**Activity**: Filter the records below and copy every line containing the word "LLUH".

___

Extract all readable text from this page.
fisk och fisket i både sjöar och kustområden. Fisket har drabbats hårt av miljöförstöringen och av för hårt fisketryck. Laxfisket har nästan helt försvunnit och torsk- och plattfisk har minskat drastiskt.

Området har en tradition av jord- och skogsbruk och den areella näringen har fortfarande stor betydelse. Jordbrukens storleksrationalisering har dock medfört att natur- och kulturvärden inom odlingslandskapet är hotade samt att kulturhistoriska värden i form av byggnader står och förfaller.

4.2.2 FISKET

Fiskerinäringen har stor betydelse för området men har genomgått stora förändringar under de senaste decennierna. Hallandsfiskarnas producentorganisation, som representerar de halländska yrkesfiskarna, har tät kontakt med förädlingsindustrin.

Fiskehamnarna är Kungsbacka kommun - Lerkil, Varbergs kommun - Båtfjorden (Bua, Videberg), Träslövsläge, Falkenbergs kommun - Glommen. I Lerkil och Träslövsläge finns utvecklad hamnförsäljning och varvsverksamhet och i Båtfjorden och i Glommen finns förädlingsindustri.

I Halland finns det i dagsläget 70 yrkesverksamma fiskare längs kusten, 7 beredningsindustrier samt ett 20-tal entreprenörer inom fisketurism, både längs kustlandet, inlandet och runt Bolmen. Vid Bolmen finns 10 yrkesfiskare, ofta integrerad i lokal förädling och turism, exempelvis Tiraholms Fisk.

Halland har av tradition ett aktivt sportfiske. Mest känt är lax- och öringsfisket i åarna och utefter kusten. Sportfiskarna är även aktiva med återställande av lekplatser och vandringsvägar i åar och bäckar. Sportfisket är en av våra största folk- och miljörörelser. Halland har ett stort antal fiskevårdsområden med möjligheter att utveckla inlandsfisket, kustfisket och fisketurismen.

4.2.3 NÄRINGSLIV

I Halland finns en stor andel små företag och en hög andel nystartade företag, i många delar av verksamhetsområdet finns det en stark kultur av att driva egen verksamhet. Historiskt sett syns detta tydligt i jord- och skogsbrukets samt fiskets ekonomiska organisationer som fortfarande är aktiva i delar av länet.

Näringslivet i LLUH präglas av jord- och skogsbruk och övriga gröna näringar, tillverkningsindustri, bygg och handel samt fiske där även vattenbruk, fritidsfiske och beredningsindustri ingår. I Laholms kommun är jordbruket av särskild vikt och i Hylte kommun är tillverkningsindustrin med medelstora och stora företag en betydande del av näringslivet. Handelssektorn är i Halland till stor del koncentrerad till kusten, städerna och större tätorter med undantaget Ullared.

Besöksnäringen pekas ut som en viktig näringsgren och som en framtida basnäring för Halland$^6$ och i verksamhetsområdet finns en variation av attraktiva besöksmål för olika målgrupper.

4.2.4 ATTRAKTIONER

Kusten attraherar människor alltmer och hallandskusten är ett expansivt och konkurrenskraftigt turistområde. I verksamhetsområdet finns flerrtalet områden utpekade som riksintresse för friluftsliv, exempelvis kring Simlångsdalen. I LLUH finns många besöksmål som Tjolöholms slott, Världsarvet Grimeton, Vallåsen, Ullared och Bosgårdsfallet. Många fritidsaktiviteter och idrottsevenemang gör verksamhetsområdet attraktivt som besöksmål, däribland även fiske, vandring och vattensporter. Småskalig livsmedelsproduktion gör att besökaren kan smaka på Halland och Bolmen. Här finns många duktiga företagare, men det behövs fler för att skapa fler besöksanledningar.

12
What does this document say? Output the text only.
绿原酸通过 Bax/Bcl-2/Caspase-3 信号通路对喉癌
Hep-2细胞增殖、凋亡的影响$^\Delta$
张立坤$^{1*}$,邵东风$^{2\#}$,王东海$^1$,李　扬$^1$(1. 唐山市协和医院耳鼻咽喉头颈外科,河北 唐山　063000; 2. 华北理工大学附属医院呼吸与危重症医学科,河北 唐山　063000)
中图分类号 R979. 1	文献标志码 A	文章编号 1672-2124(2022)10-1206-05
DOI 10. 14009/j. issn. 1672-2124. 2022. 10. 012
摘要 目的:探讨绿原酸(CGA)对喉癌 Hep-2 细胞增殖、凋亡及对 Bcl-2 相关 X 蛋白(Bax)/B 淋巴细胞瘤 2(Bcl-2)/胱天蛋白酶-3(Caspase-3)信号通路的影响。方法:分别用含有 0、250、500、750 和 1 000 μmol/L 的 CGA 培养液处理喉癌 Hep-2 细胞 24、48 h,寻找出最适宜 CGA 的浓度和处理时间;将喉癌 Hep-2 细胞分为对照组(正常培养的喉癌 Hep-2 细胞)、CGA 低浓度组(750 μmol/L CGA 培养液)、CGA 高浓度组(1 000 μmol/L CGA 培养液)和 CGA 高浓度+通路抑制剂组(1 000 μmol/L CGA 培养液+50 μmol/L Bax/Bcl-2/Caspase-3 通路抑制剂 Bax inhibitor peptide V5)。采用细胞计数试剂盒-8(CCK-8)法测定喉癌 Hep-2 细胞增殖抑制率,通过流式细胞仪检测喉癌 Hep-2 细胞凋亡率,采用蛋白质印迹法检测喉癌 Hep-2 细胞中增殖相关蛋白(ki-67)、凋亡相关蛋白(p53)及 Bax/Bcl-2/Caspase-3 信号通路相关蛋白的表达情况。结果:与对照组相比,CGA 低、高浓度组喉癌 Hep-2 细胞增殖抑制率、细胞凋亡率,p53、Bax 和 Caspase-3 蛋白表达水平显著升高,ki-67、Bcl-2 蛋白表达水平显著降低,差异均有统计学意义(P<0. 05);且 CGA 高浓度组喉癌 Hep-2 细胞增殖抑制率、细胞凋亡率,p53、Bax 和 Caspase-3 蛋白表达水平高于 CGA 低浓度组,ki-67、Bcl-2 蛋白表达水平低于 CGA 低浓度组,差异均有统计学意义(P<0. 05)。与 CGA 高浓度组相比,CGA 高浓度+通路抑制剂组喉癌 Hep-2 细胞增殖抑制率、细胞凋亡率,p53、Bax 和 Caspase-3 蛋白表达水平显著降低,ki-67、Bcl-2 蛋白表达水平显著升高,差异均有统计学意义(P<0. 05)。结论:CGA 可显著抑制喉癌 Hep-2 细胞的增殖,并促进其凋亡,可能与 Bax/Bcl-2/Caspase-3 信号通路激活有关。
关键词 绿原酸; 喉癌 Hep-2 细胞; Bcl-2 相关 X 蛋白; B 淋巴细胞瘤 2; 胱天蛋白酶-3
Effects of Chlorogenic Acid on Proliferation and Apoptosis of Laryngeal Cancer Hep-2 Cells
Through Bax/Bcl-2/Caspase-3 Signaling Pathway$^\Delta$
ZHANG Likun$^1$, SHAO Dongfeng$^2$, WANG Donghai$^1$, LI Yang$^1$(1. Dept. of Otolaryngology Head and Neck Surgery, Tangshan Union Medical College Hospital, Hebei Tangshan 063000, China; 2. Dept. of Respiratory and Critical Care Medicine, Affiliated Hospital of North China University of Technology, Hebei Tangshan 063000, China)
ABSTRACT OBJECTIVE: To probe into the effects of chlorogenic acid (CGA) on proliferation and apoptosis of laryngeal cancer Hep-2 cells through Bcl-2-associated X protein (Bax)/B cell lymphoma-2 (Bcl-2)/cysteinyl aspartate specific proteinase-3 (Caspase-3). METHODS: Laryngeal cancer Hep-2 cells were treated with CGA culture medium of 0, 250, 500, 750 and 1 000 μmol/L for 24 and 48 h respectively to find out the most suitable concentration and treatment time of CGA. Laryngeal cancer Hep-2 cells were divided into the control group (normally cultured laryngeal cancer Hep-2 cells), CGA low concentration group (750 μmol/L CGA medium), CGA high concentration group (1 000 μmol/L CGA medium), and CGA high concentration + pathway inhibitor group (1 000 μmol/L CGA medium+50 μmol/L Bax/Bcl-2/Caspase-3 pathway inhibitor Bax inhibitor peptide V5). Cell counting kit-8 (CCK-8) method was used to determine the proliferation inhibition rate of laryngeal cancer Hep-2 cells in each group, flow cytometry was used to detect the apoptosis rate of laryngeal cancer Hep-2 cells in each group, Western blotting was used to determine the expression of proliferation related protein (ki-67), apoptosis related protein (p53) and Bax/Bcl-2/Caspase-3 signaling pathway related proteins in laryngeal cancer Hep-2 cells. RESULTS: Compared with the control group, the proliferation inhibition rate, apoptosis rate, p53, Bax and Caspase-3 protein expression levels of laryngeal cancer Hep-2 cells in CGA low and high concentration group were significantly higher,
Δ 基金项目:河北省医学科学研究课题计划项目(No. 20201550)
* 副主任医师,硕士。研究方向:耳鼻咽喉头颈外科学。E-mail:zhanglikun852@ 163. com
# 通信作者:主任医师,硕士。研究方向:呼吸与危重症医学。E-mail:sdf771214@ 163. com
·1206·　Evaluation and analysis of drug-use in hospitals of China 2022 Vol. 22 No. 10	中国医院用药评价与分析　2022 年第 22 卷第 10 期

___

**Task answer**:
Näringslivet i LLUH präglas av jord- och skogsbruk och övriga gröna näringar, tillverkningsindustri, bygg och handel samt fiske där även vattenbruk, fritidsfiske och beredningsindustri ingår. I Laholms kommun är jordbruket av särskild vikt och i Hylte kommun är tillverkningsindustrin med medelstora och stora företag en betydande del av näringslivet. Handelssektorn är i Halland till stor del koncentrerad till kusten, städerna och större tätorter med undantaget Ullared.
Kusten attraherar människor alltmer och hallandskusten är ett expansivt och konkurrenskraftigt turistområde. I verksamhetsområdet finns flerrtalet områden utpekade som riksintresse för friluftsliv, exempelvis kring Simlångsdalen. I LLUH finns många besöksmål som Tjolöholms slott, Världsarvet Grimeton, Vallåsen, Ullared och Bosgårdsfallet. Många fritidsaktiviteter och idrottsevenemang gör verksamhetsområdet attraktivt som besöksmål, däribland även fiske, vandring och vattensporter. Småskalig livsmedelsproduktion gör att besökaren kan smaka på Halland och Bolmen. Här finns många duktiga företagare, men det behövs fler för att skapa fler besöksanledningar.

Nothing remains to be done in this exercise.